__REQUIREMENT__: Exactly as written, please set down all of the entries again, with no pictures.

(Collected data entries)
'''
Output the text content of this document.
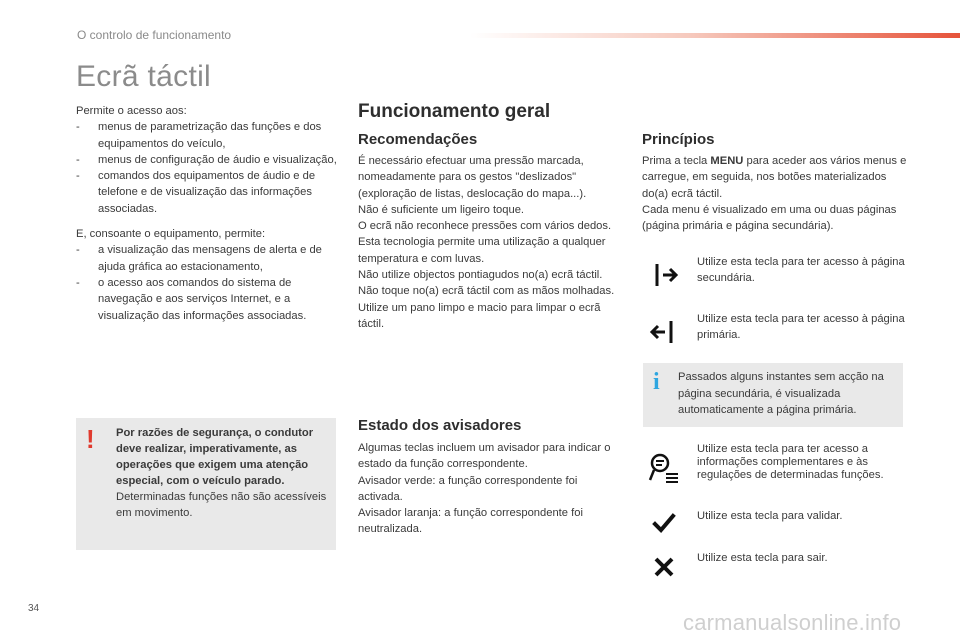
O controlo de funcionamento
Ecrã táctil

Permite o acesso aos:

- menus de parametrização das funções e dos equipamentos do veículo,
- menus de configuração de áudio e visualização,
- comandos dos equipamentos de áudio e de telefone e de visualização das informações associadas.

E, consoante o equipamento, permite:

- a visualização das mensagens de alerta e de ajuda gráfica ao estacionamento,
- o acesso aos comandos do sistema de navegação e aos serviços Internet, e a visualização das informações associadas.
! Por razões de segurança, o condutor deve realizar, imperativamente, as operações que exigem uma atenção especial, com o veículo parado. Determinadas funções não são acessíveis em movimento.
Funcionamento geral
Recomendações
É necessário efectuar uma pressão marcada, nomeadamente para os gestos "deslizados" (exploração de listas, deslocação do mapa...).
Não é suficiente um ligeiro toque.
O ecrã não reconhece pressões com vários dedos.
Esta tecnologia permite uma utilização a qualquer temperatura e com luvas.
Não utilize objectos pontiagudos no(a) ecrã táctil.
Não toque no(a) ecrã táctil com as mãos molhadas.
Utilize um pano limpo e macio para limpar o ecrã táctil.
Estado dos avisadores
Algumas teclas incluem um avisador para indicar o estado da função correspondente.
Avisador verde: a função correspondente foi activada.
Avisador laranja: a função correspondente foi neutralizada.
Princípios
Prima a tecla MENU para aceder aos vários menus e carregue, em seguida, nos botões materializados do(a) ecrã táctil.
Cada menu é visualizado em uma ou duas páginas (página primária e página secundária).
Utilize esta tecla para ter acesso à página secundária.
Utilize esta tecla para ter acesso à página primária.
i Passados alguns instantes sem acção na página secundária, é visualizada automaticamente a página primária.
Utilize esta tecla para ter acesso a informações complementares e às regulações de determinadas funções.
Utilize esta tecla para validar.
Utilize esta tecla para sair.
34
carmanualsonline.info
'''
__FINAL RESULT__:
Output the text content of this document.
O controlo de funcionamento
Ecrã táctil

Permite o acesso aos:

- menus de parametrização das funções e dos equipamentos do veículo,
- menus de configuração de áudio e visualização,
- comandos dos equipamentos de áudio e de telefone e de visualização das informações associadas.

E, consoante o equipamento, permite:

- a visualização das mensagens de alerta e de ajuda gráfica ao estacionamento,
- o acesso aos comandos do sistema de navegação e aos serviços Internet, e a visualização das informações associadas.
! Por razões de segurança, o condutor deve realizar, imperativamente, as operações que exigem uma atenção especial, com o veículo parado. Determinadas funções não são acessíveis em movimento.
Funcionamento geral
Recomendações
É necessário efectuar uma pressão marcada, nomeadamente para os gestos "deslizados" (exploração de listas, deslocação do mapa...).
Não é suficiente um ligeiro toque.
O ecrã não reconhece pressões com vários dedos.
Esta tecnologia permite uma utilização a qualquer temperatura e com luvas.
Não utilize objectos pontiagudos no(a) ecrã táctil.
Não toque no(a) ecrã táctil com as mãos molhadas.
Utilize um pano limpo e macio para limpar o ecrã táctil.
Estado dos avisadores
Algumas teclas incluem um avisador para indicar o estado da função correspondente.
Avisador verde: a função correspondente foi activada.
Avisador laranja: a função correspondente foi neutralizada.
Princípios
Prima a tecla MENU para aceder aos vários menus e carregue, em seguida, nos botões materializados do(a) ecrã táctil.
Cada menu é visualizado em uma ou duas páginas (página primária e página secundária).
Utilize esta tecla para ter acesso à página secundária.
Utilize esta tecla para ter acesso à página primária.
i Passados alguns instantes sem acção na página secundária, é visualizada automaticamente a página primária.
Utilize esta tecla para ter acesso a informações complementares e às regulações de determinadas funções.
Utilize esta tecla para validar.
Utilize esta tecla para sair.
34
carmanualsonline.info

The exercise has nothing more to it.